PROBLEM DESCRIPTION — Your task is to count the lines of the entries below that include the word "city" and to give only the resulting number.

━━ RECORDS TO PROCESS

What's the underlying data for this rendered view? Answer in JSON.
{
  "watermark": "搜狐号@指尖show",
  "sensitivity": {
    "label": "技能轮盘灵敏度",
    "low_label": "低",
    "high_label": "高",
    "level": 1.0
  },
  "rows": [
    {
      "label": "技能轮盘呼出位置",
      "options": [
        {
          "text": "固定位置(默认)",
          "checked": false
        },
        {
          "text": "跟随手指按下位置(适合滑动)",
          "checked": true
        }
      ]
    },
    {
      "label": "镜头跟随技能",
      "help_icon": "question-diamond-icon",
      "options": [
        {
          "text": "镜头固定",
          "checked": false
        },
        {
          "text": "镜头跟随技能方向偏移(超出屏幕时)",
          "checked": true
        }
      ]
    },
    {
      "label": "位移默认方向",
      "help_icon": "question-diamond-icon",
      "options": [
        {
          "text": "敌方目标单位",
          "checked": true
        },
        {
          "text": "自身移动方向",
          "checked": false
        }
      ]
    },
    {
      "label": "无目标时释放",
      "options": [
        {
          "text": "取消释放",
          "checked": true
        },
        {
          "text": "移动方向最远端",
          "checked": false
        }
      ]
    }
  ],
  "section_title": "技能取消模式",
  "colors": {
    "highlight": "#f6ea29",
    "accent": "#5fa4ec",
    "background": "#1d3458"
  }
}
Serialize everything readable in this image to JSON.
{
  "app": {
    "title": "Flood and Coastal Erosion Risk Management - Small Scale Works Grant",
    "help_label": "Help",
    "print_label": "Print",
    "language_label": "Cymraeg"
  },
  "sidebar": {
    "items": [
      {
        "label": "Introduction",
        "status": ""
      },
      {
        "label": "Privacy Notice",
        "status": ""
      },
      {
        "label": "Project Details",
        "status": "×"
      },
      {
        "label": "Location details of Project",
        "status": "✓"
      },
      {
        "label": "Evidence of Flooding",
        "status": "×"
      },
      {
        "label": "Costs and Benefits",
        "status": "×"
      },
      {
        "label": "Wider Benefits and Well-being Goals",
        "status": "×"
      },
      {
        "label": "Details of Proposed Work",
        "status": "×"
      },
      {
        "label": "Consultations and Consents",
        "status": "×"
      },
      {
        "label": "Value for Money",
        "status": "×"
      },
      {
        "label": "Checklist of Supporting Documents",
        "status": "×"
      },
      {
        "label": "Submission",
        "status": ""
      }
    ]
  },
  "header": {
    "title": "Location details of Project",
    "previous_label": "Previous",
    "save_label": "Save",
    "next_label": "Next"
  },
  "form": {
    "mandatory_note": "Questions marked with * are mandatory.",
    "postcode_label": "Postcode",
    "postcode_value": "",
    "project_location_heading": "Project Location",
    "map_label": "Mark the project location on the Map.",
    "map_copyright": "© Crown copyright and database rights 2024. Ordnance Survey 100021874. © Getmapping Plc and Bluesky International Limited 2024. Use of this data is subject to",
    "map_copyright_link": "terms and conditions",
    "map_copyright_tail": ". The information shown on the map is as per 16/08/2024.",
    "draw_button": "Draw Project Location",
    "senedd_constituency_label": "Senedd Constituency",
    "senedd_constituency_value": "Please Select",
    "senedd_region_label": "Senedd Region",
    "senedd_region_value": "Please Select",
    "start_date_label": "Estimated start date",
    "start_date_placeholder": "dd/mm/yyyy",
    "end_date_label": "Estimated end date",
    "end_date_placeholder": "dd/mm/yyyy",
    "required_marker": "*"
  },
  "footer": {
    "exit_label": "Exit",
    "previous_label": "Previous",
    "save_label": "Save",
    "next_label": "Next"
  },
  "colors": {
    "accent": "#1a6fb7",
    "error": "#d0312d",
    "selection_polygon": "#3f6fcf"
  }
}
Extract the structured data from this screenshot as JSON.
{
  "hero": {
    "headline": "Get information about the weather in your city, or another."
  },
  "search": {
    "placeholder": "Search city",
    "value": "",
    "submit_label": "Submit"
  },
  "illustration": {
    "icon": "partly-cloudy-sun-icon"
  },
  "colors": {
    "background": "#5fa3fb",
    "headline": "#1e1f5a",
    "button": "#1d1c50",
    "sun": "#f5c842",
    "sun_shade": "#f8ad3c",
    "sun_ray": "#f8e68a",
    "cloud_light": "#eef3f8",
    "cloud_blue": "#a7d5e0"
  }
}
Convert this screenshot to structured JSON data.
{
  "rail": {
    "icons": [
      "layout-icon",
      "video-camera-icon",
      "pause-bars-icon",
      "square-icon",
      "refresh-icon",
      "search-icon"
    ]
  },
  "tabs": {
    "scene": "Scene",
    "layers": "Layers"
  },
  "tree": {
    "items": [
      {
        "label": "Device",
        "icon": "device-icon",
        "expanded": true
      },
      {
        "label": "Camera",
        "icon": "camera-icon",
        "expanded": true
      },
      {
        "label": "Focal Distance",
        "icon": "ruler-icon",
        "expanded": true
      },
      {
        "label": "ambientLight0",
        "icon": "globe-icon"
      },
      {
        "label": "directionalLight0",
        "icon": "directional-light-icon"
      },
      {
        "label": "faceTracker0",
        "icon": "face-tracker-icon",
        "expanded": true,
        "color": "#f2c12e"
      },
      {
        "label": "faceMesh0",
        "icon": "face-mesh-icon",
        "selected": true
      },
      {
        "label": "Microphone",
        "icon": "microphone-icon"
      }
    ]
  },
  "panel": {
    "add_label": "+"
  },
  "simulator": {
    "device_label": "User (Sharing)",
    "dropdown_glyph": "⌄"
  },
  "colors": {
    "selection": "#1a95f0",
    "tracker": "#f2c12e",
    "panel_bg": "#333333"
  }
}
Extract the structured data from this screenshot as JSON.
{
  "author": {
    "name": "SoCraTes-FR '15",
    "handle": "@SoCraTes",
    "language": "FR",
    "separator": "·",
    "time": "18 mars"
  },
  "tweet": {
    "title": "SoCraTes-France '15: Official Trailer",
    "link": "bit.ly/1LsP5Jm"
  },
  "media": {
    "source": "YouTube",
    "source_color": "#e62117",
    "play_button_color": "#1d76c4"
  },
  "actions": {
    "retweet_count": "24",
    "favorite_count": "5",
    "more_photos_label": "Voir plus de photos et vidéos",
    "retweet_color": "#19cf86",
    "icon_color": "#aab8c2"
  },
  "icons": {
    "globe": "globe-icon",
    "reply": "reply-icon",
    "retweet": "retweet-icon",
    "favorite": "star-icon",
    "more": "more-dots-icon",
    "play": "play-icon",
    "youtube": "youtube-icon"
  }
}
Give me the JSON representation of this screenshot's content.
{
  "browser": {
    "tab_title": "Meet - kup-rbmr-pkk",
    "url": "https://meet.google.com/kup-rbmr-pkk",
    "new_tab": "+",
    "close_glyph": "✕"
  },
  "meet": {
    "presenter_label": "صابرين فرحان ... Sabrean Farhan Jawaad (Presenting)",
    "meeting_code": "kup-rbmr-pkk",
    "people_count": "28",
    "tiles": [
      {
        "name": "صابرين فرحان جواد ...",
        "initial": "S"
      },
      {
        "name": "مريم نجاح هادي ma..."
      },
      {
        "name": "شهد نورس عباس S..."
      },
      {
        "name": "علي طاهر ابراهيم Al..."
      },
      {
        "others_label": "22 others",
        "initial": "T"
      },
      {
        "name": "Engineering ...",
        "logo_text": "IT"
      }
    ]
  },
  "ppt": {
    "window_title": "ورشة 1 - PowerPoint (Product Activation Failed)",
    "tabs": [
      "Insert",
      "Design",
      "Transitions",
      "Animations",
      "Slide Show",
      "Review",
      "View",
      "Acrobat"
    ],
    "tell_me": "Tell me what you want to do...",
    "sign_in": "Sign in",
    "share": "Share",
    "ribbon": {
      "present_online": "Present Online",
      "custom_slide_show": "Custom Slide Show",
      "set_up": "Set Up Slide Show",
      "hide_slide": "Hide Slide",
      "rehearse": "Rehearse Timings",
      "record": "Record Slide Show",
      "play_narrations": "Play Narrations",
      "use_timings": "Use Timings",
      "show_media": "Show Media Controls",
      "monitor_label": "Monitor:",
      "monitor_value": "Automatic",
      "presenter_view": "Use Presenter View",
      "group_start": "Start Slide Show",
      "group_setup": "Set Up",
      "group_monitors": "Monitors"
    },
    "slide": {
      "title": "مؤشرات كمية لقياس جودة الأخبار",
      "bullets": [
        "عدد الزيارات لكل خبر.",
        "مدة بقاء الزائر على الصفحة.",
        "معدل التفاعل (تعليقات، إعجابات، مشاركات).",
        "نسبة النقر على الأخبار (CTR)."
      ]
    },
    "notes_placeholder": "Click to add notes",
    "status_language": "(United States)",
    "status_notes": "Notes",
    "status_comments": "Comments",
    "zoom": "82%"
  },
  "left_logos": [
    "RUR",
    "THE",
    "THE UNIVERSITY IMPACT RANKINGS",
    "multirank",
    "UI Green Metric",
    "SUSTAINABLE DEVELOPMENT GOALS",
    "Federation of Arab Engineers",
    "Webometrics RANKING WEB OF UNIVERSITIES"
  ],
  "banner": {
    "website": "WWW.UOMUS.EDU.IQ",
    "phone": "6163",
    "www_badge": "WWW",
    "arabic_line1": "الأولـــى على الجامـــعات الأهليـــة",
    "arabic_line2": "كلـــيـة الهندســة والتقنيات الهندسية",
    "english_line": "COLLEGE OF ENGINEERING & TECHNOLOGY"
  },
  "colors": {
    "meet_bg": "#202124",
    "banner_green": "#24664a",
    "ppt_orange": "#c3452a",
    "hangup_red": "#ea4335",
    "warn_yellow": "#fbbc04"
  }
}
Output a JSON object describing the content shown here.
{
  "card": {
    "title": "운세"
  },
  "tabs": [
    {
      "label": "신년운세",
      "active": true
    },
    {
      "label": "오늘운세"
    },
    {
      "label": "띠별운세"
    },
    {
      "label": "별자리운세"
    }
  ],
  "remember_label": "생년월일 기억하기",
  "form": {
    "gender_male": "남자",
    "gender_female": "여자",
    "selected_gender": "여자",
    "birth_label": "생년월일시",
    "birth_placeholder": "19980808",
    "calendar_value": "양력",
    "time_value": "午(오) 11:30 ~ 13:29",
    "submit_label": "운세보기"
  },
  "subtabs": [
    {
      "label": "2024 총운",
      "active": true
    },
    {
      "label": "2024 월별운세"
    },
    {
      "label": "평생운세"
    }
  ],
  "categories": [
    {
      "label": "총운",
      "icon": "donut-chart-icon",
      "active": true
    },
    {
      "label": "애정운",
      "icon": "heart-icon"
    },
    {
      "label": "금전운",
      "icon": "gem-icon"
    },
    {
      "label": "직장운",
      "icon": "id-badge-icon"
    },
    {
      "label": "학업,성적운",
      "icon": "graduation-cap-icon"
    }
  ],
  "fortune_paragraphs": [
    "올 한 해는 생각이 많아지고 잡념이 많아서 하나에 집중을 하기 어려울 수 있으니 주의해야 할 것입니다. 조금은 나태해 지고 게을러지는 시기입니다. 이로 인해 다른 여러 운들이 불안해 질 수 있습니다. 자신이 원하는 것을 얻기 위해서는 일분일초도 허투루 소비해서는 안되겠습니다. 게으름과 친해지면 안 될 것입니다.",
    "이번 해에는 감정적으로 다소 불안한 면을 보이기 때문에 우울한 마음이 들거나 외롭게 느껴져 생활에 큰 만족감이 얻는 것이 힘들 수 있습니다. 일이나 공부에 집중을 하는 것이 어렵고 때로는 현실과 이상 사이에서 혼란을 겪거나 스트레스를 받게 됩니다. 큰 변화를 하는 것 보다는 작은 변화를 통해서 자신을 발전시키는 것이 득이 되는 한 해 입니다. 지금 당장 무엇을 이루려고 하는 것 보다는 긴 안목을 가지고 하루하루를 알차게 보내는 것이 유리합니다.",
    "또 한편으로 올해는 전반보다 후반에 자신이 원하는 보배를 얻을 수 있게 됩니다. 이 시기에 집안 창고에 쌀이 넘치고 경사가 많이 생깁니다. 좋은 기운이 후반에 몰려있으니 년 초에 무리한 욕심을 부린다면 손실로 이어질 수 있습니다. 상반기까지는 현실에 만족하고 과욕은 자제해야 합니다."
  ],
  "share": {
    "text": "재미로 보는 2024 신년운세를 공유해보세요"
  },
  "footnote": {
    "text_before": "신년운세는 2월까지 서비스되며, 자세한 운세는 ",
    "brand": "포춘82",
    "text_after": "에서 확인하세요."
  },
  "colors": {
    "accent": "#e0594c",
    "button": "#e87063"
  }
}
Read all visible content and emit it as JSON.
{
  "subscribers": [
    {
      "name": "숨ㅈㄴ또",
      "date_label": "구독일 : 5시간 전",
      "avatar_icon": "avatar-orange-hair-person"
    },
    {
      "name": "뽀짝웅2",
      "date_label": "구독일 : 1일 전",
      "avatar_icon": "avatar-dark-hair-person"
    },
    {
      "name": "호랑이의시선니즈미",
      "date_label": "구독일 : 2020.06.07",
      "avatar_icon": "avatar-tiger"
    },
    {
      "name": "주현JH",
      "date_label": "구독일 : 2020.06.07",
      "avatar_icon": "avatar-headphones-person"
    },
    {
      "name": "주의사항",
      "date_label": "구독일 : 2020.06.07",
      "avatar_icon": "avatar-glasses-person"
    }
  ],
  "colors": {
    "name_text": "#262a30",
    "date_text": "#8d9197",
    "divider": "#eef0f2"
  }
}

━━━━

EXPECTED ANSWER — 2